YOUR INSTRUCTIONS:
In the records below, copy the lines from the one containing "nn-icon: nn: [497, 183, 522, 207]" through the one containing "keyword-title: Key word:: [16, 123, 338, 188]", including both of those lines, without changing anything.

══ PROVIDED MATERIAL

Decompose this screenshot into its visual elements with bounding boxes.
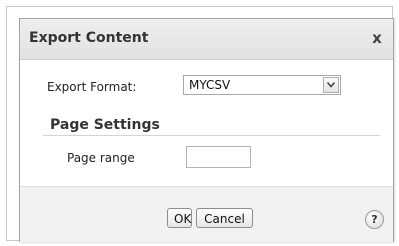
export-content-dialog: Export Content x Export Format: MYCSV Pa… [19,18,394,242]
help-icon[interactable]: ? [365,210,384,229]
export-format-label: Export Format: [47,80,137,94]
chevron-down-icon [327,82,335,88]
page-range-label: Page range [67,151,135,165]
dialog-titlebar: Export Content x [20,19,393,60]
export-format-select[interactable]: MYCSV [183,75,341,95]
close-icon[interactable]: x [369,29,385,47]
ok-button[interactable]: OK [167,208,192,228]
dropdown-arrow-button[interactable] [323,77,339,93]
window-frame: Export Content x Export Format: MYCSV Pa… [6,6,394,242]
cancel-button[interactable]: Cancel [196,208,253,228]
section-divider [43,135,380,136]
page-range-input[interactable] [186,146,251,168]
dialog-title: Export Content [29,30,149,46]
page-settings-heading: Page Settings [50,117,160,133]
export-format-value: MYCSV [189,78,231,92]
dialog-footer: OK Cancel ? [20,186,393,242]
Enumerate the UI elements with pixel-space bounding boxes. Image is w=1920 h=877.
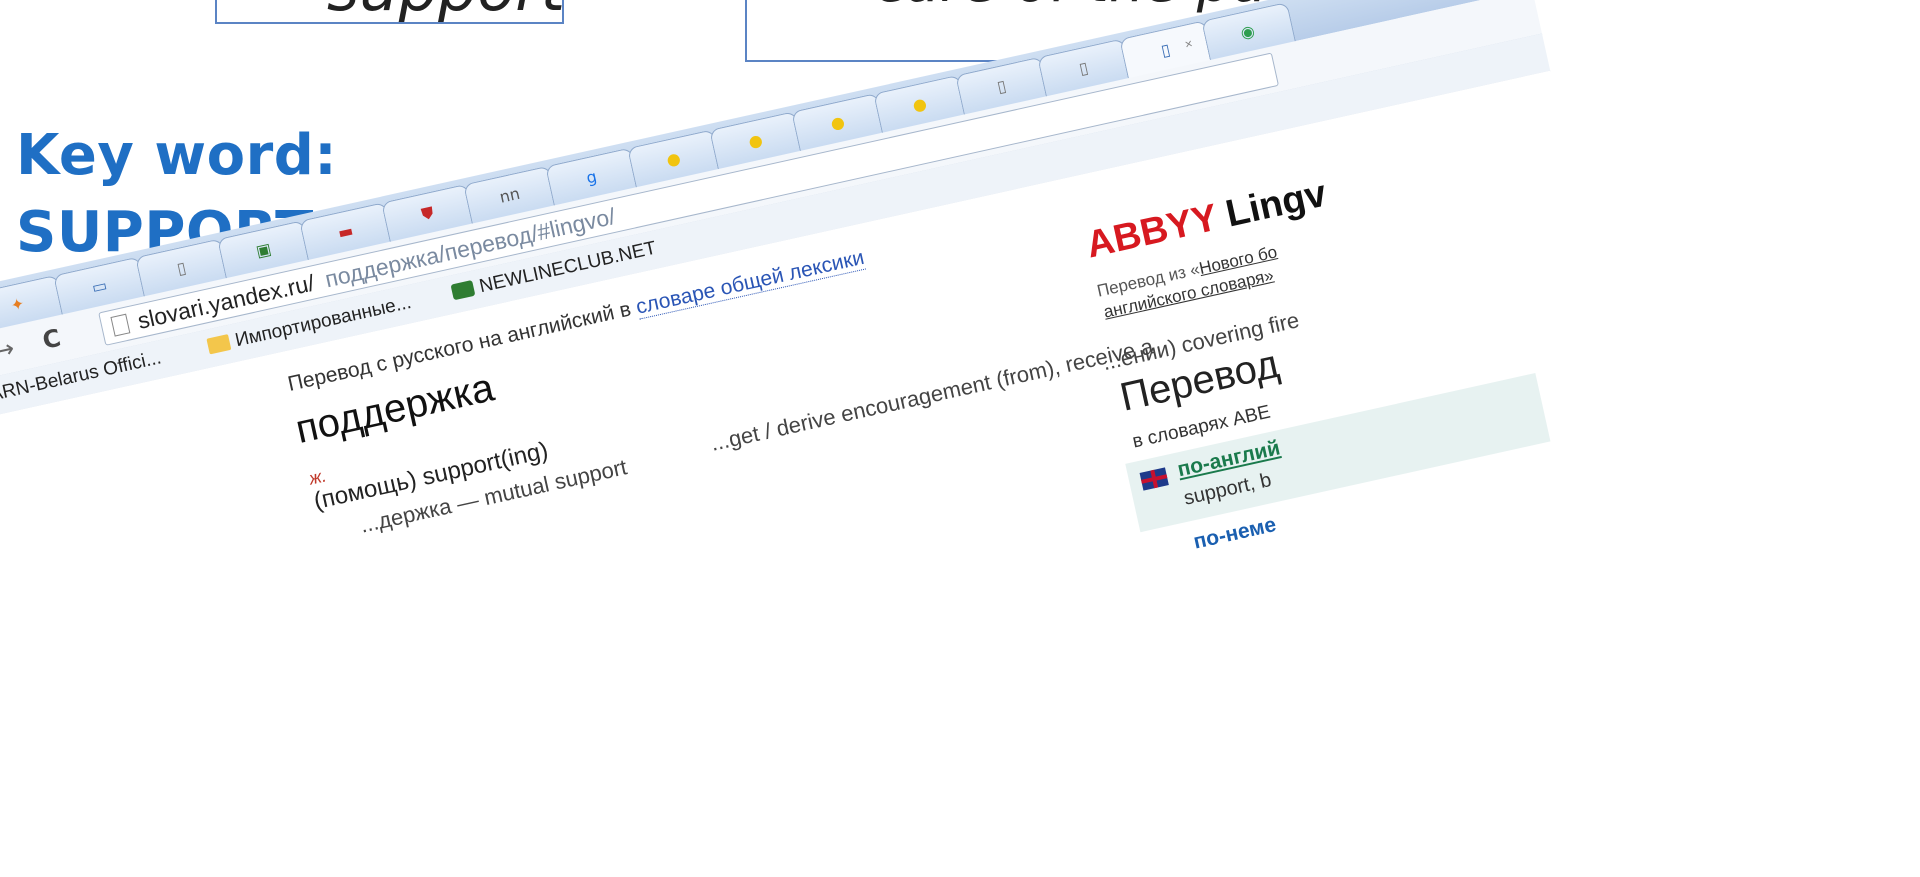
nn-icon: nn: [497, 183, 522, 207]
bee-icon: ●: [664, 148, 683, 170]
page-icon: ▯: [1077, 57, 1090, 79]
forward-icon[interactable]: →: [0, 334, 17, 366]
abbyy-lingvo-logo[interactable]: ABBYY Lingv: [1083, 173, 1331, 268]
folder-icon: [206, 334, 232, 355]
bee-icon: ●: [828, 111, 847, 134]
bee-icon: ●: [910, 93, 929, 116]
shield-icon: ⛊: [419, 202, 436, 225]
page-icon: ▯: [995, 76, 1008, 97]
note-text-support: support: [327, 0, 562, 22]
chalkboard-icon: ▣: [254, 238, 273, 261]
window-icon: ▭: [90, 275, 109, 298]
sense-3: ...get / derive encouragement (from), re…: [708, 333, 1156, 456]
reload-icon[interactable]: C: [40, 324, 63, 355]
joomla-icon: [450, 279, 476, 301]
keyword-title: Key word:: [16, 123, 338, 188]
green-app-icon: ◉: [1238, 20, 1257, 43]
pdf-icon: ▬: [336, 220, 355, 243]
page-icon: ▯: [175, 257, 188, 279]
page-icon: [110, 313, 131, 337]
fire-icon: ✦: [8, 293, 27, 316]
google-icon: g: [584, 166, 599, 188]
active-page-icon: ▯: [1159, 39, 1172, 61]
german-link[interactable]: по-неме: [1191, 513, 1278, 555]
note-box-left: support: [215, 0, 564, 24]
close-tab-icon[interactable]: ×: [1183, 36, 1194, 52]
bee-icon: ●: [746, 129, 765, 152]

════
══ PROVIDED MATERIAL

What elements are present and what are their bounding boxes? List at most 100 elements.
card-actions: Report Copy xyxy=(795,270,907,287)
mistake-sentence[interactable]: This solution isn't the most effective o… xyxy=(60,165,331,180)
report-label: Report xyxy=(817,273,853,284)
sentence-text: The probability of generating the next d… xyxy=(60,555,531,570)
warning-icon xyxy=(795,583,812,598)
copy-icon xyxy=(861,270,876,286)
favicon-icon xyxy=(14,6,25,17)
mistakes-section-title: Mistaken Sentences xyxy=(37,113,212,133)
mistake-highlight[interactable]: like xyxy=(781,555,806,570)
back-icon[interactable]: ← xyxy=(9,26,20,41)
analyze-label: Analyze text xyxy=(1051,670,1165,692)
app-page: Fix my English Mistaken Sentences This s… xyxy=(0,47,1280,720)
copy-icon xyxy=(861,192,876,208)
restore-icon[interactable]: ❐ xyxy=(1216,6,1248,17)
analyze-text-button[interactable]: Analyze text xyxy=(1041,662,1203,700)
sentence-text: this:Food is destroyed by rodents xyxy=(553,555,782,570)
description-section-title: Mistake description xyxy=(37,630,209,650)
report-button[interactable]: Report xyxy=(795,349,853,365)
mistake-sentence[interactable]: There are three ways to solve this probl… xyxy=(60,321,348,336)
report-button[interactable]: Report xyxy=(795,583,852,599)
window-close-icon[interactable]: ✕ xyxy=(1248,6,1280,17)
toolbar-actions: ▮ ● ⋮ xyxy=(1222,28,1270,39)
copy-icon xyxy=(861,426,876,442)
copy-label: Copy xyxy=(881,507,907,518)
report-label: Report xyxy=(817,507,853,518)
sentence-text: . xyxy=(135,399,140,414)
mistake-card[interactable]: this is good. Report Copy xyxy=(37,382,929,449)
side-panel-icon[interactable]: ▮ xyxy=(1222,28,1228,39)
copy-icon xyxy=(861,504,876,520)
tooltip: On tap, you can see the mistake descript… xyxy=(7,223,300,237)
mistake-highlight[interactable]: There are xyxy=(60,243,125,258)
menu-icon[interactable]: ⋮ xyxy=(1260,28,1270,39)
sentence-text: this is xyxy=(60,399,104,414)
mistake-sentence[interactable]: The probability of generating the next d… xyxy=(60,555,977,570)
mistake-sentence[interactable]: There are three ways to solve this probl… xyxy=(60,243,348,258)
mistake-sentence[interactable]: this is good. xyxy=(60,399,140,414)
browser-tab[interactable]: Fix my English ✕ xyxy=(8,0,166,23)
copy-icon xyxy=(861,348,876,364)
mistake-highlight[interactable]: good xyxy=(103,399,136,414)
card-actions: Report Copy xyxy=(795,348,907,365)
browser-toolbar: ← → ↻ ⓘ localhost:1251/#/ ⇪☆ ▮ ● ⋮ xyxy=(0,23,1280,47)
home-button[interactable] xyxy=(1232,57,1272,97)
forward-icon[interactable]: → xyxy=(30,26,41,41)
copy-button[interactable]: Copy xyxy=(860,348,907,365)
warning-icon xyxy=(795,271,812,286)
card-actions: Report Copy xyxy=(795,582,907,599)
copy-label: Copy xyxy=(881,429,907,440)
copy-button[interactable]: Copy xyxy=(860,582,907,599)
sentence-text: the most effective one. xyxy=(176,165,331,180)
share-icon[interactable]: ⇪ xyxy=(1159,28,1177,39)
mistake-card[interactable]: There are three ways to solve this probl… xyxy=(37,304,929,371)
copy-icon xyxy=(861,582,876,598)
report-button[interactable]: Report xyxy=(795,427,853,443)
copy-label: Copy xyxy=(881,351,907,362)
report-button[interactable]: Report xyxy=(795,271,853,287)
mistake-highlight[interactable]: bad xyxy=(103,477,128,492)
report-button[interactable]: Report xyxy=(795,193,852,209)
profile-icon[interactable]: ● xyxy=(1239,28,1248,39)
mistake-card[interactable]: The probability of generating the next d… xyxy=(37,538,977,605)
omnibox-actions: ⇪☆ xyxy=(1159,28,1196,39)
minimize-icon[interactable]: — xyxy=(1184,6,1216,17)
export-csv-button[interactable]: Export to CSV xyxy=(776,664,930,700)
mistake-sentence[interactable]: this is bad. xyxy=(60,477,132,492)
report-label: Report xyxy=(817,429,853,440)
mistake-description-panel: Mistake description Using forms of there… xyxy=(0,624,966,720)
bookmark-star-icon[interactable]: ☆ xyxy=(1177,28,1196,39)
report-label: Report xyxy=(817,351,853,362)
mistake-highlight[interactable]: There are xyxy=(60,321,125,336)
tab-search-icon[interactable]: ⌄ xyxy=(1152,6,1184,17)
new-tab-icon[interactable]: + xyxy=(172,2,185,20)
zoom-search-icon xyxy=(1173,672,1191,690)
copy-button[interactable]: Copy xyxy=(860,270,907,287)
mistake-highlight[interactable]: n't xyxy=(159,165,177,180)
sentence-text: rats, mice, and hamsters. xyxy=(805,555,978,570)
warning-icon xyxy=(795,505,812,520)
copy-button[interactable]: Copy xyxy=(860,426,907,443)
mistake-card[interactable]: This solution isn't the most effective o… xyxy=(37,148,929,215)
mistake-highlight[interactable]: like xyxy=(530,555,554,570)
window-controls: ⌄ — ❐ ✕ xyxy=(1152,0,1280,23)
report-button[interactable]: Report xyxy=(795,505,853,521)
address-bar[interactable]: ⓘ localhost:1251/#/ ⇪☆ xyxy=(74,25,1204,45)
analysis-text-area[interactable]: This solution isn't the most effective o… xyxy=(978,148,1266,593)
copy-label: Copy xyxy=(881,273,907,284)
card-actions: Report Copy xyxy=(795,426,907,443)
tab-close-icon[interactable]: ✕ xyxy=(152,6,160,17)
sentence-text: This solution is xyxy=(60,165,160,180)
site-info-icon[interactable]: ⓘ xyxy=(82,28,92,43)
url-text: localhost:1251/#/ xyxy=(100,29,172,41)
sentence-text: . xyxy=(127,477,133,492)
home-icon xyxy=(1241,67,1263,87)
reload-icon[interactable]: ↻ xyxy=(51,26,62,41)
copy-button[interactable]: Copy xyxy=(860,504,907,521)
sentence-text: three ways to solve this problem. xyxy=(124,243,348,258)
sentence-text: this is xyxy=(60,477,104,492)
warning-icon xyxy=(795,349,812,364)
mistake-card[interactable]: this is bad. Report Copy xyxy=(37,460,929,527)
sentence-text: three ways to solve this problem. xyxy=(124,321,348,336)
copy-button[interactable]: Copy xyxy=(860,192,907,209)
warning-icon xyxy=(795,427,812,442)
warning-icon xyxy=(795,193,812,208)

════

RIGHT ANSWER:
nn-icon: nn: [497, 183, 522, 207]
bee-icon: ●: [664, 148, 683, 170]
page-icon: ▯: [1077, 57, 1090, 79]
forward-icon[interactable]: →: [0, 334, 17, 366]
abbyy-lingvo-logo[interactable]: ABBYY Lingv: [1083, 173, 1331, 268]
folder-icon: [206, 334, 232, 355]
bee-icon: ●: [828, 111, 847, 134]
bee-icon: ●: [910, 93, 929, 116]
shield-icon: ⛊: [419, 202, 436, 225]
page-icon: ▯: [995, 76, 1008, 97]
note-text-support: support: [327, 0, 562, 22]
chalkboard-icon: ▣: [254, 238, 273, 261]
window-icon: ▭: [90, 275, 109, 298]
sense-3: ...get / derive encouragement (from), re…: [708, 333, 1156, 456]
reload-icon[interactable]: C: [40, 324, 63, 355]
joomla-icon: [450, 279, 476, 301]
keyword-title: Key word:: [16, 123, 338, 188]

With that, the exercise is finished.